>> start
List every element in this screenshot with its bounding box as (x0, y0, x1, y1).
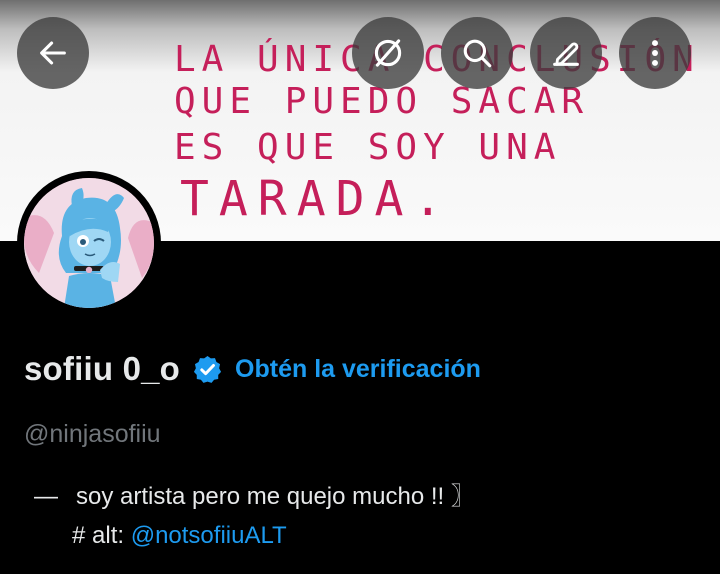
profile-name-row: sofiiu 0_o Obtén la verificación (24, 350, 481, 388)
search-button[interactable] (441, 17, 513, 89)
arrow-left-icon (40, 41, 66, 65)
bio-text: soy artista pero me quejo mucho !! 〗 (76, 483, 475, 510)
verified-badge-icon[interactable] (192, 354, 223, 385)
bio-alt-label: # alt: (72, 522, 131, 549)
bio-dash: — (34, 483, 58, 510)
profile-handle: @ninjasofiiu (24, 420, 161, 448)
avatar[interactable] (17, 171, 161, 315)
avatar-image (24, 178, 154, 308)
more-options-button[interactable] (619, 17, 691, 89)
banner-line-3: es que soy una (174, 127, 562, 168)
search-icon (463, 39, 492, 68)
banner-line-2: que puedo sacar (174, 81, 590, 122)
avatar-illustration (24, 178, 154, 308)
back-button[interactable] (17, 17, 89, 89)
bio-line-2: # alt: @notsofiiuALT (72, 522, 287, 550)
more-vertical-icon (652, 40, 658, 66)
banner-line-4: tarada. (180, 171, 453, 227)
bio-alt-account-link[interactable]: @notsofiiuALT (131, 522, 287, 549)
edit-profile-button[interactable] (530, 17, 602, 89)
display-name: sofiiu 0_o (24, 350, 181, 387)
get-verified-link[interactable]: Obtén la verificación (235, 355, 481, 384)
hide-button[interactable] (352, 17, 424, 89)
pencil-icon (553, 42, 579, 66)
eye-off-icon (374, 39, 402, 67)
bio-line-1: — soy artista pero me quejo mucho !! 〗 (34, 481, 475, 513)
>> end
- Work required
Convert each line of the entries above into a JSON list of strings, one string per line, skipping blank lines and leaving out the pictures.

- Reply to the task
[
  "List every element in this screenshot with its bounding box as (x0, y0, x1, y1).",
  "profile-name-row: sofiiu 0_o Obtén la verificación (24, 350, 481, 388)",
  "search-button[interactable] (441, 17, 513, 89)",
  "arrow-left-icon (40, 41, 66, 65)",
  "bio-text: soy artista pero me quejo mucho !! 〗 (76, 483, 475, 510)",
  "verified-badge-icon[interactable] (192, 354, 223, 385)",
  "bio-alt-label: # alt: (72, 522, 131, 549)",
  "bio-dash: — (34, 483, 58, 510)",
  "profile-handle: @ninjasofiiu (24, 420, 161, 448)",
  "avatar[interactable] (17, 171, 161, 315)",
  "avatar-image (24, 178, 154, 308)",
  "more-options-button[interactable] (619, 17, 691, 89)",
  "banner-line-3: es que soy una (174, 127, 562, 168)",
  "search-icon (463, 39, 492, 68)",
  "banner-line-2: que puedo sacar (174, 81, 590, 122)",
  "avatar-illustration (24, 178, 154, 308)",
  "back-button[interactable] (17, 17, 89, 89)",
  "bio-line-2: # alt: @notsofiiuALT (72, 522, 287, 550)",
  "more-vertical-icon (652, 40, 658, 66)",
  "banner-line-4: tarada. (180, 171, 453, 227)",
  "bio-alt-account-link[interactable]: @notsofiiuALT (131, 522, 287, 549)",
  "edit-profile-button[interactable] (530, 17, 602, 89)",
  "display-name: sofiiu 0_o (24, 350, 181, 387)",
  "get-verified-link[interactable]: Obtén la verificación (235, 355, 481, 384)",
  "hide-button[interactable] (352, 17, 424, 89)",
  "pencil-icon (553, 42, 579, 66)",
  "eye-off-icon (374, 39, 402, 67)",
  "bio-line-1: — soy artista pero me quejo mucho !! 〗 (34, 481, 475, 513)"
]